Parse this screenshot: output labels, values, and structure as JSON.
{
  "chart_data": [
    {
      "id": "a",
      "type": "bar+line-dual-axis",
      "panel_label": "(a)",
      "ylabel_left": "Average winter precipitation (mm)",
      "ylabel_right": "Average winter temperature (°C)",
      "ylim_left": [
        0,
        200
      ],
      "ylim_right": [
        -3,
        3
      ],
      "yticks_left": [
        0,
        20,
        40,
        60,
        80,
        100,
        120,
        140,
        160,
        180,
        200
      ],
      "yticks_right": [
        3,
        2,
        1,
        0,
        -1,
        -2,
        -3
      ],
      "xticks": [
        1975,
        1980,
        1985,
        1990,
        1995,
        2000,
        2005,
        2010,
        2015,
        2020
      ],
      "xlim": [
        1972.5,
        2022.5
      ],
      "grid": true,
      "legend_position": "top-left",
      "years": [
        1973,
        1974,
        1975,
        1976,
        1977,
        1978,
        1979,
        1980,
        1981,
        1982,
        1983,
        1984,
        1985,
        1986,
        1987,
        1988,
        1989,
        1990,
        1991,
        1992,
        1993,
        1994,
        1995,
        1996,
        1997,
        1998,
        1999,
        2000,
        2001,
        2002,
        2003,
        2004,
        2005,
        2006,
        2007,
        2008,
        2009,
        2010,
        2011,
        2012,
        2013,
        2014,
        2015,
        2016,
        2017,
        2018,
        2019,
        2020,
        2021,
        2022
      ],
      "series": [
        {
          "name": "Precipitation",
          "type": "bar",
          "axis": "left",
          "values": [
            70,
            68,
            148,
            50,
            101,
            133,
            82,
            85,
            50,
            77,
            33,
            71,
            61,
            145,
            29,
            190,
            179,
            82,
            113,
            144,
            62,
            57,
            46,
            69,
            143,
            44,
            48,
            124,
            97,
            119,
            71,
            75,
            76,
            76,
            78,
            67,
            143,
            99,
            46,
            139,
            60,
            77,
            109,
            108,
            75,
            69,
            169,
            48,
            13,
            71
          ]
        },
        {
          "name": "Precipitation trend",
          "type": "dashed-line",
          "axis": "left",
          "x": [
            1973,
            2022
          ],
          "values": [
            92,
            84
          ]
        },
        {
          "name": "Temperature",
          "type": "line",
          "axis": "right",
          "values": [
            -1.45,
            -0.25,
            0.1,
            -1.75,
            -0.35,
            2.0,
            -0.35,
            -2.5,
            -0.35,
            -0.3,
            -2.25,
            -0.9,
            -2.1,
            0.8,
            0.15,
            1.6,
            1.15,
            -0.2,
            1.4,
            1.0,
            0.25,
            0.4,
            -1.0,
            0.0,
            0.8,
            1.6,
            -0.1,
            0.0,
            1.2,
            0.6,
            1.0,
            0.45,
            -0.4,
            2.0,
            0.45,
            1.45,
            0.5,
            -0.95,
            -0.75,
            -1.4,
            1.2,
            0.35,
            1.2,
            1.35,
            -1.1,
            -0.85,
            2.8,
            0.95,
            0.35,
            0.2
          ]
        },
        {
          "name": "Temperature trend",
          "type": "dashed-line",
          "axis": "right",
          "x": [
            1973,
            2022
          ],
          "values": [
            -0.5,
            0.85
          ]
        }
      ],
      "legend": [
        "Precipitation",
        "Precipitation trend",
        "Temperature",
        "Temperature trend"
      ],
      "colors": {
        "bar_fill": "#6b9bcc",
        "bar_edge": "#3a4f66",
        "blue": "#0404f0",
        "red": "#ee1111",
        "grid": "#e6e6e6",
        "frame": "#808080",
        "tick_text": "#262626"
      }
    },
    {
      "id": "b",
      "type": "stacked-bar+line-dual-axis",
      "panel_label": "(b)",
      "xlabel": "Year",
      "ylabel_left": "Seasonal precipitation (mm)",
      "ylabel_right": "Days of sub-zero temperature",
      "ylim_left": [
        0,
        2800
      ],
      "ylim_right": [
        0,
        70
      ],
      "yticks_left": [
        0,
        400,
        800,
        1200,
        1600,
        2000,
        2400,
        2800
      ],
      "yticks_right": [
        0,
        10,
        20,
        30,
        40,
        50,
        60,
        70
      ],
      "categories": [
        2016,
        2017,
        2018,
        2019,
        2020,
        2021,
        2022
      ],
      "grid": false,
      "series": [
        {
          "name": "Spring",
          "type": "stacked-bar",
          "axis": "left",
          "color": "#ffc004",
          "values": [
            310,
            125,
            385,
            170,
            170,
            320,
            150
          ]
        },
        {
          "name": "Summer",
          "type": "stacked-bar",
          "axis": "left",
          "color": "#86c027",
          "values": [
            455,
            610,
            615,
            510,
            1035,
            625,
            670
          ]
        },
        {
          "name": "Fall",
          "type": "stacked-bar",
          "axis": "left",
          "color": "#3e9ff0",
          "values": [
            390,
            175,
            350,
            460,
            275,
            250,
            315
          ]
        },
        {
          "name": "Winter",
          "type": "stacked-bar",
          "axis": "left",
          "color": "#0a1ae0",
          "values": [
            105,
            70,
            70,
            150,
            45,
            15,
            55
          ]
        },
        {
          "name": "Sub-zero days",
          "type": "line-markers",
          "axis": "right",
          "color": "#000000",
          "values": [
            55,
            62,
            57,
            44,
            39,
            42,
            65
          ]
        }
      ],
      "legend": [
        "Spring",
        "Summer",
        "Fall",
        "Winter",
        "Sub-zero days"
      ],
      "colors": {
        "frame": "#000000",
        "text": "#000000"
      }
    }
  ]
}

**YOUR INSTRUCTIONS:** Display every line of the listing that contains the string "Average".

**RESULT FOR THIS EXERCISE:**
      "ylabel_left": "Average winter precipitation (mm)",
      "ylabel_right": "Average winter temperature (°C)",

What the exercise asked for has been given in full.